*Required task*:
Report how many lines below contain the word "this". Give only the number.
--- begin ---
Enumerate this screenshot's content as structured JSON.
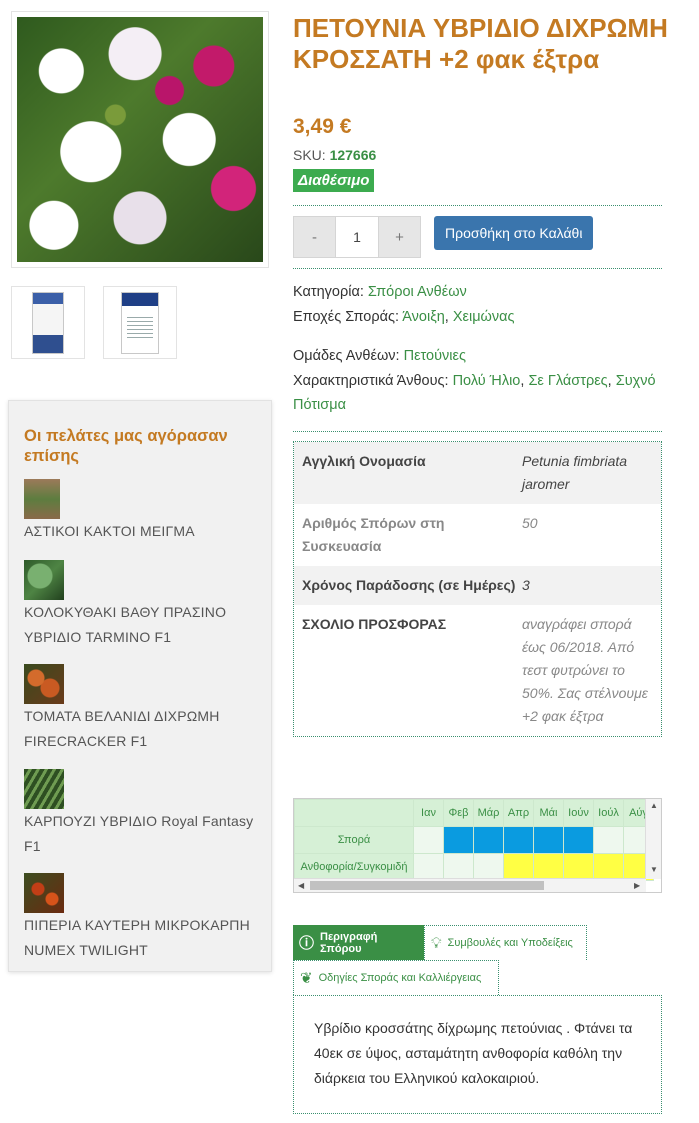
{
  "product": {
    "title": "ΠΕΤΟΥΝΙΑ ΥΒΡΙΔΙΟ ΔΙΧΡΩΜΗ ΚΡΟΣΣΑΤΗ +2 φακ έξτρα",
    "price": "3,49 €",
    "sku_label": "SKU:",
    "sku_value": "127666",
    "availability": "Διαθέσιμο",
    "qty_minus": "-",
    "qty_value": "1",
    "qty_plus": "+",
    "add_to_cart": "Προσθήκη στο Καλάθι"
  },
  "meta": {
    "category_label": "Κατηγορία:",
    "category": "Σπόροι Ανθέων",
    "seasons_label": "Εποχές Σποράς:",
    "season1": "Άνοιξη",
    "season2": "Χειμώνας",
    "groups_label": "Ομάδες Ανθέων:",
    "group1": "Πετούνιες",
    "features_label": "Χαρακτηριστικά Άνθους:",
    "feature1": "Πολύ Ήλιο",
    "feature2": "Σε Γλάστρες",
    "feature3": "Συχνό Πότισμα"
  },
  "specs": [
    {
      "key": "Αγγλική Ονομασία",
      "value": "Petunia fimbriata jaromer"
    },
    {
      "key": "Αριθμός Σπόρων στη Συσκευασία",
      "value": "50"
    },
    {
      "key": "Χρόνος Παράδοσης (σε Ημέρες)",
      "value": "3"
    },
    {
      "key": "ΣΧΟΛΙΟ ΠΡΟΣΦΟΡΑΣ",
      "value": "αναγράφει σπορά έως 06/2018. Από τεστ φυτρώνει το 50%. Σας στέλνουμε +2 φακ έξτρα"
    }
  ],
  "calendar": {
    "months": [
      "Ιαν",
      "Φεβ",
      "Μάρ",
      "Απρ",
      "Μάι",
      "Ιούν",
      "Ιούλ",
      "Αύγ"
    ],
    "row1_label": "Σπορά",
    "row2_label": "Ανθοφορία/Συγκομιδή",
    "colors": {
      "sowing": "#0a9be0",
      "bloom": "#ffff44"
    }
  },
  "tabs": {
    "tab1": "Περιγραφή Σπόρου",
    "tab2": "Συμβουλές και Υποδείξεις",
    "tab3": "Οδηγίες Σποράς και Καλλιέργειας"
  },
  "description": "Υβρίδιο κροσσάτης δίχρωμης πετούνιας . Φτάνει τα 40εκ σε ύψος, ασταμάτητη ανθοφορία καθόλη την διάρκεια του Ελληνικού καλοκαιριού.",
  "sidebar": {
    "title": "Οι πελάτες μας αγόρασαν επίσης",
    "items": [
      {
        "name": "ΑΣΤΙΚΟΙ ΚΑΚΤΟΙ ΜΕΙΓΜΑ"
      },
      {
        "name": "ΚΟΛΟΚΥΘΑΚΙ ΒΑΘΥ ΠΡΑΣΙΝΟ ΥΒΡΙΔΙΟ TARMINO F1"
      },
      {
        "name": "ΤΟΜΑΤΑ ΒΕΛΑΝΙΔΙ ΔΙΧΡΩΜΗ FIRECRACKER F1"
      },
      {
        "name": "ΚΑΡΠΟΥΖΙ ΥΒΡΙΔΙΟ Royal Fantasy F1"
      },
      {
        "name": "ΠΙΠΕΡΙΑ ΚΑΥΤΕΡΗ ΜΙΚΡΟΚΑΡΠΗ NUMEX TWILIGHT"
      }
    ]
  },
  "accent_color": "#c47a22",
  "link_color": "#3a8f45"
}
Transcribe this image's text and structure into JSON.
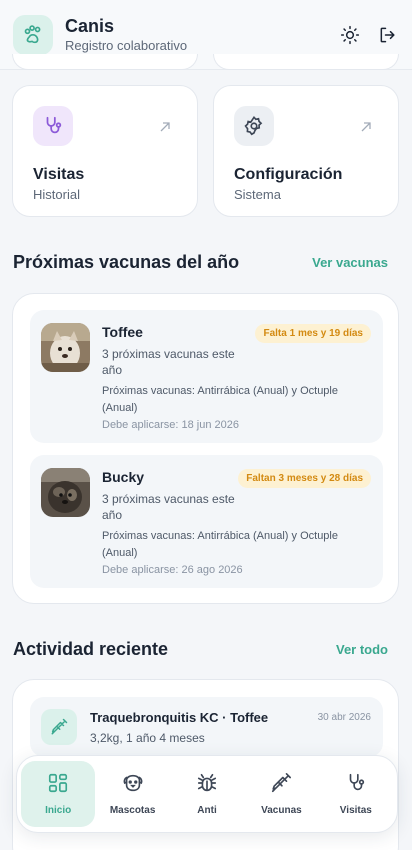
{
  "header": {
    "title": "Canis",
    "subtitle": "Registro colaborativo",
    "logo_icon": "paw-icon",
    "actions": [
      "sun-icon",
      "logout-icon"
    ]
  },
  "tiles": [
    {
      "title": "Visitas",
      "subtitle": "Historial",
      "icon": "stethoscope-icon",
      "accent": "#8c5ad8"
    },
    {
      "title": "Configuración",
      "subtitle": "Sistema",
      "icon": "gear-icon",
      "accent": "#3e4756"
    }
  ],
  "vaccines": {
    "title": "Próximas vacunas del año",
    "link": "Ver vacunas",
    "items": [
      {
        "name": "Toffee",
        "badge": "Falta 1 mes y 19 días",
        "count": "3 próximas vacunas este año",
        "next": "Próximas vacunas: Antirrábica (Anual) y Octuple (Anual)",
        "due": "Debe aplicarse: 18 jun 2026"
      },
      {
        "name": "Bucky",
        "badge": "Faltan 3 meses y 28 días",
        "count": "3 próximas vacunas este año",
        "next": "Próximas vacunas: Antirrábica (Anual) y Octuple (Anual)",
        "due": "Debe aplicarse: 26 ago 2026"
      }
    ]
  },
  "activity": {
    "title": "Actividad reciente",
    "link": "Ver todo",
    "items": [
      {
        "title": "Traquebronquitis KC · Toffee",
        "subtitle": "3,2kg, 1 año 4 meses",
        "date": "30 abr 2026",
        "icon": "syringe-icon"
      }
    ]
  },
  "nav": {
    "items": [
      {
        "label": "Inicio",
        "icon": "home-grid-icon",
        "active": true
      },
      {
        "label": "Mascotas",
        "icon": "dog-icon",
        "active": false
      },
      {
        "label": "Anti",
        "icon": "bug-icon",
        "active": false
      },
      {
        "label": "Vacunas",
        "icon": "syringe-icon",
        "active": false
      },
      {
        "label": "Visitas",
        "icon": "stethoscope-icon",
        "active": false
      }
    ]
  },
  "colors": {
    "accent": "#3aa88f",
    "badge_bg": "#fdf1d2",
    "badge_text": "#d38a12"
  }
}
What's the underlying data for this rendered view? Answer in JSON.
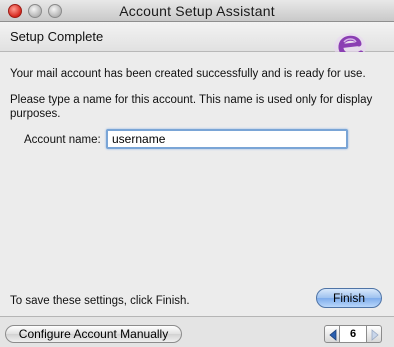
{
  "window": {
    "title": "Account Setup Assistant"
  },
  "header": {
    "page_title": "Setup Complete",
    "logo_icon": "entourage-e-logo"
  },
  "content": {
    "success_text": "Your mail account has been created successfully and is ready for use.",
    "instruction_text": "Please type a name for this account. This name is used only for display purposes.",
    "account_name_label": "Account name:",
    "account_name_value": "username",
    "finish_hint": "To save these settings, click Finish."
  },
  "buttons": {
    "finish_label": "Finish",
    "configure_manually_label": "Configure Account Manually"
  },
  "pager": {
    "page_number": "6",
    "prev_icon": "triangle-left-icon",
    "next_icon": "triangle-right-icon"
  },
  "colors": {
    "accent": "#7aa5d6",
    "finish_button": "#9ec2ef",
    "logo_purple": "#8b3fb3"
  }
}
--- end ---
*Exercise response*:
4